YOUR GOAL: Each line holding the word "Growers" counts once; give the total and nothing more.

(Figure dataset records)
↓↓↓

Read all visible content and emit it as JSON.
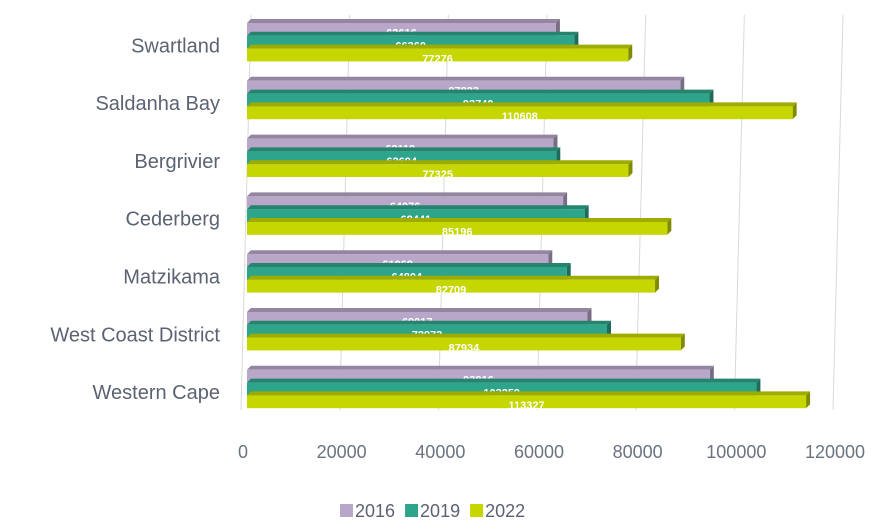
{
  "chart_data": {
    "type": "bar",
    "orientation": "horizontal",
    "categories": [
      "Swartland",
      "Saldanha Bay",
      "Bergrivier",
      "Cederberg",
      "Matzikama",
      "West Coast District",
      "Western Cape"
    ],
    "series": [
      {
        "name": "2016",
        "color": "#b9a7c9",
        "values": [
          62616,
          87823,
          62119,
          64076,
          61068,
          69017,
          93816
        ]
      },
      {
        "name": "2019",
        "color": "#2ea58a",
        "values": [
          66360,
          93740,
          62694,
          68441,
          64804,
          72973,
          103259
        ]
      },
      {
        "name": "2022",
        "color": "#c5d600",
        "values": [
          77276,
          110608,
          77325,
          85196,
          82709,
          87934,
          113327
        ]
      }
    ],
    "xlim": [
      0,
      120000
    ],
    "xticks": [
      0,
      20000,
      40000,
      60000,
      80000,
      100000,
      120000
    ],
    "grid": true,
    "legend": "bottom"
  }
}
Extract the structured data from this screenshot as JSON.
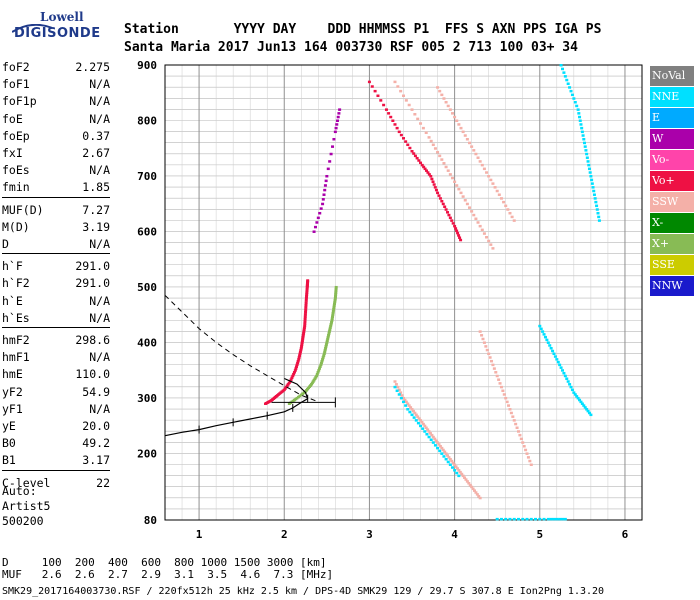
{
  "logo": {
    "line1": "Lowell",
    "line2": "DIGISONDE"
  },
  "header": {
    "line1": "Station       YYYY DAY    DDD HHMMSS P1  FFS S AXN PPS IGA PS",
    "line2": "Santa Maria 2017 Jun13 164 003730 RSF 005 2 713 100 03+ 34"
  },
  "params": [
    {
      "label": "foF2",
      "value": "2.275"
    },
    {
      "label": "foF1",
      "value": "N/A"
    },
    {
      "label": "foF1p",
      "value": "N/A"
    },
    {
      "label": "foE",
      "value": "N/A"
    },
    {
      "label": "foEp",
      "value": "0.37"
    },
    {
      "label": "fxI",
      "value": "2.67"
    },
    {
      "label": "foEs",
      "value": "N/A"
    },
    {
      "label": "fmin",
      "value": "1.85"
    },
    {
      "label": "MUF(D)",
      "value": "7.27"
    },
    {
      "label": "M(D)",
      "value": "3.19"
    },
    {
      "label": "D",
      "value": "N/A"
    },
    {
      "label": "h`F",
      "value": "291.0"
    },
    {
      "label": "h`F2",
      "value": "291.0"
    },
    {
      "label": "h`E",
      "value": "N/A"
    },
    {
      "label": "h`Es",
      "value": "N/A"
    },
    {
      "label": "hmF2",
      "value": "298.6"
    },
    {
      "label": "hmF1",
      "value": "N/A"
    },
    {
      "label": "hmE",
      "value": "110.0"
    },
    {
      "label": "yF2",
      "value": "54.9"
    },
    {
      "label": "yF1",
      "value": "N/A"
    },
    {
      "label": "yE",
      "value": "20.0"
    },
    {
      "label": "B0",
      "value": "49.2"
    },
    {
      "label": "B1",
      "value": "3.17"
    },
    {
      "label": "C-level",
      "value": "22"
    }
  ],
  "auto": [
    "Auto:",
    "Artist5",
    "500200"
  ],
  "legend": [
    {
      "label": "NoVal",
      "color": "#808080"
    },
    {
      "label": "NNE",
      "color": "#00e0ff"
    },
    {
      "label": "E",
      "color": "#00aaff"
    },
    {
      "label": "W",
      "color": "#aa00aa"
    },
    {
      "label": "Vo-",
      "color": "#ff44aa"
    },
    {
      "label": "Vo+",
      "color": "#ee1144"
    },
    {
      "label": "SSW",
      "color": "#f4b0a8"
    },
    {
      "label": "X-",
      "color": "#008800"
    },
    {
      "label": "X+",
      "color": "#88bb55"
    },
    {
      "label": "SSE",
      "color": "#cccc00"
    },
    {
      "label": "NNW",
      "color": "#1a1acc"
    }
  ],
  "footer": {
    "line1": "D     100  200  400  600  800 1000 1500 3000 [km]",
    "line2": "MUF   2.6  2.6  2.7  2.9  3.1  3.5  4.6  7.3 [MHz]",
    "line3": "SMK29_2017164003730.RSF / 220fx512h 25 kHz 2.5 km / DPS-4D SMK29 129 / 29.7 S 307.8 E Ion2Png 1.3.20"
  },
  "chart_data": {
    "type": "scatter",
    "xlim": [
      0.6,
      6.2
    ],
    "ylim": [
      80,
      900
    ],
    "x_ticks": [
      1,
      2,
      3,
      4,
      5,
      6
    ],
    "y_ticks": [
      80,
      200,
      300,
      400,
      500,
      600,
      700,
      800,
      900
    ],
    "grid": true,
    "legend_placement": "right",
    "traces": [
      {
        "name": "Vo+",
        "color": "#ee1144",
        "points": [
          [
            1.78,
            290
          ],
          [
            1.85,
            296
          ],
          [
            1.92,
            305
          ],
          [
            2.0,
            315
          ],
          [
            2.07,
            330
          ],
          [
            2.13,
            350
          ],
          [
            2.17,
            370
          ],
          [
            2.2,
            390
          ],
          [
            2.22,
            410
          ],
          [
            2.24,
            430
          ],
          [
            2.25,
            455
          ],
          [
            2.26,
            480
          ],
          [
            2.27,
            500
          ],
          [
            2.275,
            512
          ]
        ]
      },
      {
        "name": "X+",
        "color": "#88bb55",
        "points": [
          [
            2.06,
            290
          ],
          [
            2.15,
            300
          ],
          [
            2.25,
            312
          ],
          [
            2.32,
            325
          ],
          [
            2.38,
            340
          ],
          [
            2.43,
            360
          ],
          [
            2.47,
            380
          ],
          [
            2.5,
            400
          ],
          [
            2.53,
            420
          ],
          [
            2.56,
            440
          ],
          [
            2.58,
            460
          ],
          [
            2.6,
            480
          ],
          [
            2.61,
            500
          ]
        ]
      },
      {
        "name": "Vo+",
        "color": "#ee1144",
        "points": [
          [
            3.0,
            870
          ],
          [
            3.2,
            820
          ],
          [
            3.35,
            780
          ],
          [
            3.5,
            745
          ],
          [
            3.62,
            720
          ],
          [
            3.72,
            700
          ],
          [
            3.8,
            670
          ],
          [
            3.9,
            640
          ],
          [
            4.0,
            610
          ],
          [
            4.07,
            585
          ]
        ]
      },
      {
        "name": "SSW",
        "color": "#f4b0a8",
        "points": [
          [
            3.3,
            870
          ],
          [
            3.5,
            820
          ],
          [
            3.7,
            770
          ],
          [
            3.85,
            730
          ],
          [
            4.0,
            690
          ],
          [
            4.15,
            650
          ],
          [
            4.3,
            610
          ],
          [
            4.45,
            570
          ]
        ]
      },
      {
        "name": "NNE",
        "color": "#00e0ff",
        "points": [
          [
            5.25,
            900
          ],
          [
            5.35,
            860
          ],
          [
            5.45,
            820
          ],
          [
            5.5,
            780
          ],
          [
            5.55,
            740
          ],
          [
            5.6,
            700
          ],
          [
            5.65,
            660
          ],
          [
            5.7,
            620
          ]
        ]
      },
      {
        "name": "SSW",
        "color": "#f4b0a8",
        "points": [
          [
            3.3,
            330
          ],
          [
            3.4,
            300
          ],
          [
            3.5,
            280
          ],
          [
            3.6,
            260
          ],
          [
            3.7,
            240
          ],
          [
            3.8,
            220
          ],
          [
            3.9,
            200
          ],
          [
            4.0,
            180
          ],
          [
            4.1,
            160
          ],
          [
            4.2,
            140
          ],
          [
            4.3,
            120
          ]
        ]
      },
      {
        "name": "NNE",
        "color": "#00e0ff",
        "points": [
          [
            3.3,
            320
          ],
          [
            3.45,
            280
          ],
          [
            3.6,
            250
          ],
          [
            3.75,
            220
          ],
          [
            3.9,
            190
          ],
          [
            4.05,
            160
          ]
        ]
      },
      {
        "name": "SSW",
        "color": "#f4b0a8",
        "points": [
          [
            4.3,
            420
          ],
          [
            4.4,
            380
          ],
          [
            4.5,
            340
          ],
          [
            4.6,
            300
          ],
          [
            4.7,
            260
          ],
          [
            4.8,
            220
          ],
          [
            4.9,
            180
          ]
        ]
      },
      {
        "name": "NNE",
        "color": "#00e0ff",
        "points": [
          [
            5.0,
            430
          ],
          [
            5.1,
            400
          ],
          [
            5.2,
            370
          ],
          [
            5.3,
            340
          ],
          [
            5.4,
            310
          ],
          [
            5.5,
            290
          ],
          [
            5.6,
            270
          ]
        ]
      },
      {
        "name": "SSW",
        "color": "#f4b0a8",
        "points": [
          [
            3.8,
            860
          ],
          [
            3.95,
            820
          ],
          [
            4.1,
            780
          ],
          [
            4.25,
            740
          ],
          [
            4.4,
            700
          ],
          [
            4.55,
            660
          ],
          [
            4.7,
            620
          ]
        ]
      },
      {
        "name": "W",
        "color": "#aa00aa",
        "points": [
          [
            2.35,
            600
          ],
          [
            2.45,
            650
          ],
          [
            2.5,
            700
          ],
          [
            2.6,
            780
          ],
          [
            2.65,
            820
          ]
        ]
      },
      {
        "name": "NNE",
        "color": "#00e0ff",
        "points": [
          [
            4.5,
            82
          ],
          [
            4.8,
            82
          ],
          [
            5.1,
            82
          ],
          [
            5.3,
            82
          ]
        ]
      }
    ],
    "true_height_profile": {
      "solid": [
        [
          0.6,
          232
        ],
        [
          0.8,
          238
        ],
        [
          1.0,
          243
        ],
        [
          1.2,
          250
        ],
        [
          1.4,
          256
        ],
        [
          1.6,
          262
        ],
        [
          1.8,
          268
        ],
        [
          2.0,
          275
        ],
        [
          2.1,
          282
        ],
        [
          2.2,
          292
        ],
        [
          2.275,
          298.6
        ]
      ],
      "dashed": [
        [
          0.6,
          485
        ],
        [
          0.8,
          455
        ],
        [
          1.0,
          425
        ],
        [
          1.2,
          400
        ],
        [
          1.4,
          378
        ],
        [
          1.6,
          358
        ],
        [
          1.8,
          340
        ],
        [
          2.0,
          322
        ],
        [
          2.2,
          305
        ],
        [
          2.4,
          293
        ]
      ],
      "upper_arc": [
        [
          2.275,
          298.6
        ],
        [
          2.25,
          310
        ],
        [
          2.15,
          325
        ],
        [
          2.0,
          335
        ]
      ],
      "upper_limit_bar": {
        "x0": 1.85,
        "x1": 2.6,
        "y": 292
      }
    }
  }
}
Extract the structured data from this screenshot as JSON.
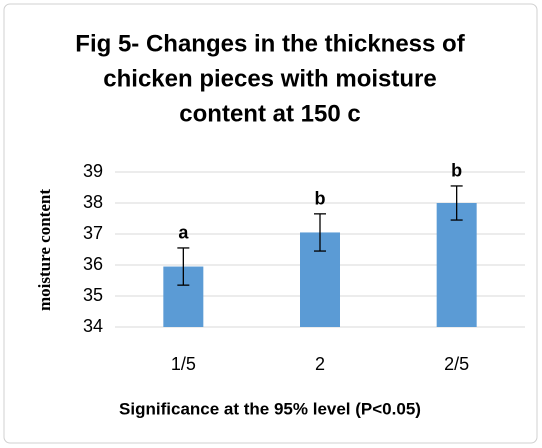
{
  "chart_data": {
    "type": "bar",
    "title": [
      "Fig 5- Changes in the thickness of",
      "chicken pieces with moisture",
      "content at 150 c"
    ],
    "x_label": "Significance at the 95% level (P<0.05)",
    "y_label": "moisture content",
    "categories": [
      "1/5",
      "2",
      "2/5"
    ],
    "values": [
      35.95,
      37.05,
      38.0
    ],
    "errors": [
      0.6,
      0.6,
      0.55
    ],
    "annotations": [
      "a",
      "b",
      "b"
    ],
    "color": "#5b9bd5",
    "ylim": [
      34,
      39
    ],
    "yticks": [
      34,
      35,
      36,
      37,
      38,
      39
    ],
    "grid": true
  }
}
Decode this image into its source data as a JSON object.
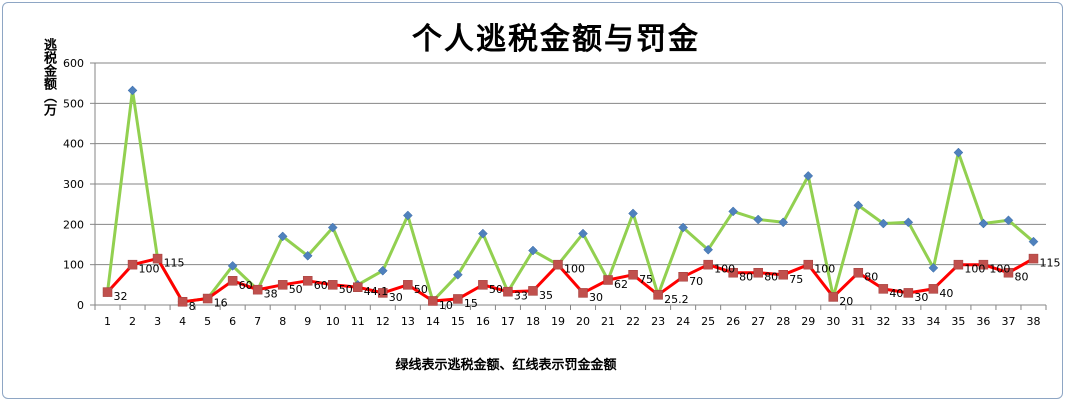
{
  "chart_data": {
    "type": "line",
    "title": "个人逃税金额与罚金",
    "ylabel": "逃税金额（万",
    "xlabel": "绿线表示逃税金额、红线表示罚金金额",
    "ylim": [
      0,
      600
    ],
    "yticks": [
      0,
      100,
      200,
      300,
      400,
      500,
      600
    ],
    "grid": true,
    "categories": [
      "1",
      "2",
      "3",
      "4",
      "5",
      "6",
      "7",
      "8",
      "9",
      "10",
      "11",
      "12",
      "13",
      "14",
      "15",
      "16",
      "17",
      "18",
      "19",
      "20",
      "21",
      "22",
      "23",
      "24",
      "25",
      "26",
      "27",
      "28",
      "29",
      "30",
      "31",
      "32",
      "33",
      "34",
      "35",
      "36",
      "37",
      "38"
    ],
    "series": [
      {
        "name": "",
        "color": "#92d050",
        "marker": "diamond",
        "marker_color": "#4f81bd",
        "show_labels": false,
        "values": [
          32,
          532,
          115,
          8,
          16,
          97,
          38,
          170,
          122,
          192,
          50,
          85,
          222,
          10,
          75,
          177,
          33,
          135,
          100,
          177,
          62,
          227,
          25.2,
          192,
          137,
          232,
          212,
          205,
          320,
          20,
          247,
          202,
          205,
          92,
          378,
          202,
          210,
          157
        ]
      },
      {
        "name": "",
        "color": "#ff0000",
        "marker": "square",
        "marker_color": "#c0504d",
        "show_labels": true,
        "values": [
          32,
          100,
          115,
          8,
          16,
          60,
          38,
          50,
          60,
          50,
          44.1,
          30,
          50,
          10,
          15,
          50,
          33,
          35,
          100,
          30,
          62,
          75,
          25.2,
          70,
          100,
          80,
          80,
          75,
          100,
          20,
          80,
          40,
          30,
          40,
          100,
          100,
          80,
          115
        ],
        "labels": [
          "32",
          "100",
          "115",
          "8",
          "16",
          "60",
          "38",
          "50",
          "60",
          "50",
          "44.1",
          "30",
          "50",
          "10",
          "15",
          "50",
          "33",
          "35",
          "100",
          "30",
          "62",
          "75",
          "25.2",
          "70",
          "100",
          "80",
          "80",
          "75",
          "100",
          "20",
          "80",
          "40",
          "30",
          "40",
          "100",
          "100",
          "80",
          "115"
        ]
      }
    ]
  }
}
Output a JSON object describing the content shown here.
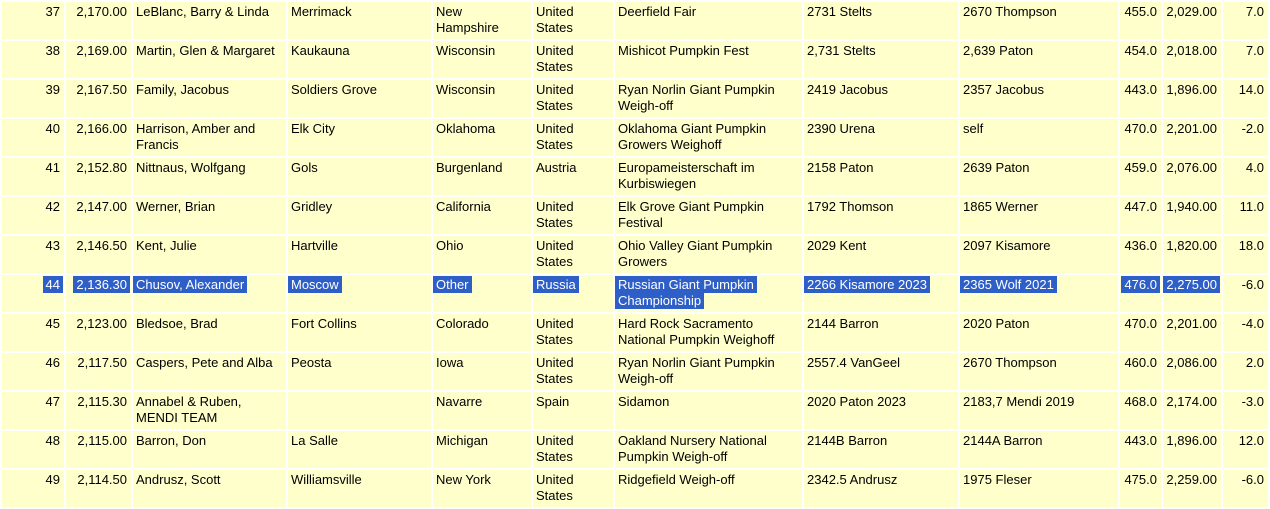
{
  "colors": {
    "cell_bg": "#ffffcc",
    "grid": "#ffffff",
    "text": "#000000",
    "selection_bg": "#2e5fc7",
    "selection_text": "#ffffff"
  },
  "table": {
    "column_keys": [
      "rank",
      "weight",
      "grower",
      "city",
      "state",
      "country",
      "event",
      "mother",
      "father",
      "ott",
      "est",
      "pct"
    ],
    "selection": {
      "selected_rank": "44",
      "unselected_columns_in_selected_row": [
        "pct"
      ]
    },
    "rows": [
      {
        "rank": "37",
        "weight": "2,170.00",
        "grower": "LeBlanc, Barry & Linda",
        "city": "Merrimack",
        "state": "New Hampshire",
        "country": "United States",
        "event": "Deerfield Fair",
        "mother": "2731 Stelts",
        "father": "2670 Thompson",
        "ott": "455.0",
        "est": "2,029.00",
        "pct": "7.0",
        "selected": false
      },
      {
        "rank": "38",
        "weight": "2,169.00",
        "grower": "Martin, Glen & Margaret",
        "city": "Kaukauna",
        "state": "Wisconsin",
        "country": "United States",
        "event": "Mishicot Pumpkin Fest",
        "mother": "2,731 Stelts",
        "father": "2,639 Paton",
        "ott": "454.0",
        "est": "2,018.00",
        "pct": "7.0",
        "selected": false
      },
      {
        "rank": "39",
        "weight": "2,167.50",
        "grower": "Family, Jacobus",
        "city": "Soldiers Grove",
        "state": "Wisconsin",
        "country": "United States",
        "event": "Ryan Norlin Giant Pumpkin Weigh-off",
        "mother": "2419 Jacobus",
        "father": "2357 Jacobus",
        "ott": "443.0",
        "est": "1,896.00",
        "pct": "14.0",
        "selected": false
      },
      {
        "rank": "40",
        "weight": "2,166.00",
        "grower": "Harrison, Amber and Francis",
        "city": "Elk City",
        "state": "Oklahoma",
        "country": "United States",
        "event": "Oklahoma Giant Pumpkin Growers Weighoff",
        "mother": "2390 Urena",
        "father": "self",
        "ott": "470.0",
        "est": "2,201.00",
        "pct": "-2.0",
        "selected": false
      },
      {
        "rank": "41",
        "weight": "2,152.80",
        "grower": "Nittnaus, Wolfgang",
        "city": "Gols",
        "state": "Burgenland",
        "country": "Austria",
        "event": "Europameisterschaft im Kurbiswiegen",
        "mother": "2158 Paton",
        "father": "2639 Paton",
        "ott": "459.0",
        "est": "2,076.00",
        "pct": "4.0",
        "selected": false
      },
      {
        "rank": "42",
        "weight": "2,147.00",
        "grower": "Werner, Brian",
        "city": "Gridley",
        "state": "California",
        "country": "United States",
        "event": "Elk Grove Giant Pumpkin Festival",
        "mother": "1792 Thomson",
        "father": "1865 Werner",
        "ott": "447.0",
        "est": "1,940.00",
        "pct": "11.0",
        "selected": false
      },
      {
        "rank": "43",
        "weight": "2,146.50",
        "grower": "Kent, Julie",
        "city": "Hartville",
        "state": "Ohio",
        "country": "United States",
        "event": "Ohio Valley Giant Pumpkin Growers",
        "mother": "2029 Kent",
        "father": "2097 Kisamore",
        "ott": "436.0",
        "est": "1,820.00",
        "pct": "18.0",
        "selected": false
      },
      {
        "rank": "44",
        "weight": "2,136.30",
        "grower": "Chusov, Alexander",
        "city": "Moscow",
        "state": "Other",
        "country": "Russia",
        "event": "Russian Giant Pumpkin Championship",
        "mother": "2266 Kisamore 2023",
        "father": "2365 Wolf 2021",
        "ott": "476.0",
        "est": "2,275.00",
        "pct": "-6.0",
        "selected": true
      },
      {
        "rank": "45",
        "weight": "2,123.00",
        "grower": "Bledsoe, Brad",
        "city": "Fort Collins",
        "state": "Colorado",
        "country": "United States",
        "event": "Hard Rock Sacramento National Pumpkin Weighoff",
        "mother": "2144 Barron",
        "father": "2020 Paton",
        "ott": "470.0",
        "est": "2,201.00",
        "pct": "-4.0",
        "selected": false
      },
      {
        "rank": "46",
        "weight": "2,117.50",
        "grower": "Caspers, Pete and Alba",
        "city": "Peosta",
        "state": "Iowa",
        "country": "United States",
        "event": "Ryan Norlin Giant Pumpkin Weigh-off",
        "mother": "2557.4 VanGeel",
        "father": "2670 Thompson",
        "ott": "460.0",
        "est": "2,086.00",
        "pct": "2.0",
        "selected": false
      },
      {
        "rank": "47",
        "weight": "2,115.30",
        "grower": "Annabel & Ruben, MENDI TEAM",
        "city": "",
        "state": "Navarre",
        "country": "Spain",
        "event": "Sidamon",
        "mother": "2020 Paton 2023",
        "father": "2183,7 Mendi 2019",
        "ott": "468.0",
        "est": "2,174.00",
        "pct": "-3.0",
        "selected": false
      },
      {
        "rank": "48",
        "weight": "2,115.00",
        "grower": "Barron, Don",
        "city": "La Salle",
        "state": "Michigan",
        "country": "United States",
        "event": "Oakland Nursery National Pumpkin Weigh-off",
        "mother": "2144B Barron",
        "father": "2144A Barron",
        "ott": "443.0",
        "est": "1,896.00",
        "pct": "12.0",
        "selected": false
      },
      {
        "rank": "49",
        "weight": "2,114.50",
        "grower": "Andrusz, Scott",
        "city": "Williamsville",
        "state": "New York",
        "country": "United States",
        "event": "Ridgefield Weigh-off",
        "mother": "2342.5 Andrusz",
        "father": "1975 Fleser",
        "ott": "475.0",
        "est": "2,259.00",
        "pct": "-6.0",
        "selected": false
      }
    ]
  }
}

↑↑↑

SOLUTION BELOW: 2